>> start Data for the task

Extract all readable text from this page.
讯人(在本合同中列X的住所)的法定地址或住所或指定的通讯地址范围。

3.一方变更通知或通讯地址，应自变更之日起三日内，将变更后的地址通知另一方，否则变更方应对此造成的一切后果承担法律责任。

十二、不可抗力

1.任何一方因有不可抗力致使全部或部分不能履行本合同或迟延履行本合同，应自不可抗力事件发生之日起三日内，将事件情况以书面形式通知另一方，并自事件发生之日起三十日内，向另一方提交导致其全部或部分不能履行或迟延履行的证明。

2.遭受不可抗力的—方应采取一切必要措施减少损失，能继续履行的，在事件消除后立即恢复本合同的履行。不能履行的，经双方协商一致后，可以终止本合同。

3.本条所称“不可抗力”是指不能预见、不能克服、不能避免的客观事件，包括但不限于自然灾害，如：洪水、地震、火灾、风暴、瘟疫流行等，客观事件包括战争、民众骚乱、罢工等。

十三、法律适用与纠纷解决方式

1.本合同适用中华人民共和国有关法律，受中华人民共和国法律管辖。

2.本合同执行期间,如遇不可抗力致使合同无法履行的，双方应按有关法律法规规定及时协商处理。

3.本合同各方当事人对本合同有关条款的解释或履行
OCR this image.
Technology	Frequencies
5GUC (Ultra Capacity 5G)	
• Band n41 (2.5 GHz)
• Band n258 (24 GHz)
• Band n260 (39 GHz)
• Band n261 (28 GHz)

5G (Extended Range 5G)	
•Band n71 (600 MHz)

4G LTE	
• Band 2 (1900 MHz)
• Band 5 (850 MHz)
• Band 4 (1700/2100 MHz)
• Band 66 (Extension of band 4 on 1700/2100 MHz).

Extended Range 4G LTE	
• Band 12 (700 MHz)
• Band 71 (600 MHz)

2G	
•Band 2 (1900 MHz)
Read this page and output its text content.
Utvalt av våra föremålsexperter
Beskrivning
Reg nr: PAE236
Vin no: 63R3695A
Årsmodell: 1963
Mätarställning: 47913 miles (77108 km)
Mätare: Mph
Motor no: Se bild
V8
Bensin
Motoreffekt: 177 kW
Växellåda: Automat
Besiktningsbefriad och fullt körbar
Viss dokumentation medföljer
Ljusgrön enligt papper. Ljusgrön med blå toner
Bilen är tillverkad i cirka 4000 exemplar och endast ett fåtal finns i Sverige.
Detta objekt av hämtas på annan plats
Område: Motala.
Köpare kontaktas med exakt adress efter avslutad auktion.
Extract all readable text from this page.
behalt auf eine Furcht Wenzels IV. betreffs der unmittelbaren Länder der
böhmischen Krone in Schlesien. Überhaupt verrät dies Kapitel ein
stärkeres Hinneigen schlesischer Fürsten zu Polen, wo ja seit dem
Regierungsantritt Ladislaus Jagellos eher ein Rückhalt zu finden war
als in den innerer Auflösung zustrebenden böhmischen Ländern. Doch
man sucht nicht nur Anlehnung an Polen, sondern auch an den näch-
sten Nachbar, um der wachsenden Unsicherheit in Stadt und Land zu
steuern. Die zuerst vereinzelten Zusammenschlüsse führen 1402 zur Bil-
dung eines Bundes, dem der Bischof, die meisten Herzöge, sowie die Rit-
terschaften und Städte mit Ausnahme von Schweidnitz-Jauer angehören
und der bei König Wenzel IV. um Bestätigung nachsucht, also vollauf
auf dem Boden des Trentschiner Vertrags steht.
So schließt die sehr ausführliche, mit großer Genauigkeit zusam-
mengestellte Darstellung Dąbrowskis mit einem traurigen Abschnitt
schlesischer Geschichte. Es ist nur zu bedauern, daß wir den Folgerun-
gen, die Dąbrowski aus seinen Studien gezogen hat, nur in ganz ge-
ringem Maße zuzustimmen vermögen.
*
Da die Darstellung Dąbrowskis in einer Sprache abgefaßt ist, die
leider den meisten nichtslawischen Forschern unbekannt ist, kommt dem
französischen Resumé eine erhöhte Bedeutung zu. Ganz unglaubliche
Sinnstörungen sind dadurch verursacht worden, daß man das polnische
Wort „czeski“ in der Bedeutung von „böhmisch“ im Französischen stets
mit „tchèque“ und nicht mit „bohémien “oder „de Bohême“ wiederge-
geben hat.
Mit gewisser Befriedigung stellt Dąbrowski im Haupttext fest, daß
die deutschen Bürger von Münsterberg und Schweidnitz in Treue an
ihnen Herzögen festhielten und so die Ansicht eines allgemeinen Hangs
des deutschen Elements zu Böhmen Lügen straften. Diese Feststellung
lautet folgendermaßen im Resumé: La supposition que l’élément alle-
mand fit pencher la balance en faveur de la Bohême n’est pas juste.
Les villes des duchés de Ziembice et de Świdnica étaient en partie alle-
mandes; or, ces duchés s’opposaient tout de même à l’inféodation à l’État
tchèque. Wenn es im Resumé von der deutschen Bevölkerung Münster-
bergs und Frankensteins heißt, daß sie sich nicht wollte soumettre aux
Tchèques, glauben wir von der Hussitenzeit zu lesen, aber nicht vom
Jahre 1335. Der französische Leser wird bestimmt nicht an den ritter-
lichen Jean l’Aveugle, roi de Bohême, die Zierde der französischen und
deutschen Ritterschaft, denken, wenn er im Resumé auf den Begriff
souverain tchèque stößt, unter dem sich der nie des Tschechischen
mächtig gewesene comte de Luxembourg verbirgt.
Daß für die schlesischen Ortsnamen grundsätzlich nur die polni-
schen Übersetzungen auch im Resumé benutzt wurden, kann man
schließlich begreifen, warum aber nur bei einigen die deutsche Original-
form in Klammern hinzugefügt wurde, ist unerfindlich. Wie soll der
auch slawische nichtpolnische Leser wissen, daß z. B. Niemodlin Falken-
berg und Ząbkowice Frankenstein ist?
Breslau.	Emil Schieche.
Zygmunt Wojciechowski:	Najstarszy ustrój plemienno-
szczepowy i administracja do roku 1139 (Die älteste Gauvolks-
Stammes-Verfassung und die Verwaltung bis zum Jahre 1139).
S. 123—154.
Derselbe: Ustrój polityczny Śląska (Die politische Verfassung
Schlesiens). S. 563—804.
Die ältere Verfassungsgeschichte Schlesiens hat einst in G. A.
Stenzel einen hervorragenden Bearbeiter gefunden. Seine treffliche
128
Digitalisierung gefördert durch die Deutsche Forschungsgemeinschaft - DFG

>> end Data for the task

■ Exercise details: Collect each line of the entries that has the word "Schweidnitz", copying it in full.

■ The solution:
terschaften und Städte mit Ausnahme von Schweidnitz-Jauer angehören
die deutschen Bürger von Münsterberg und Schweidnitz in Treue an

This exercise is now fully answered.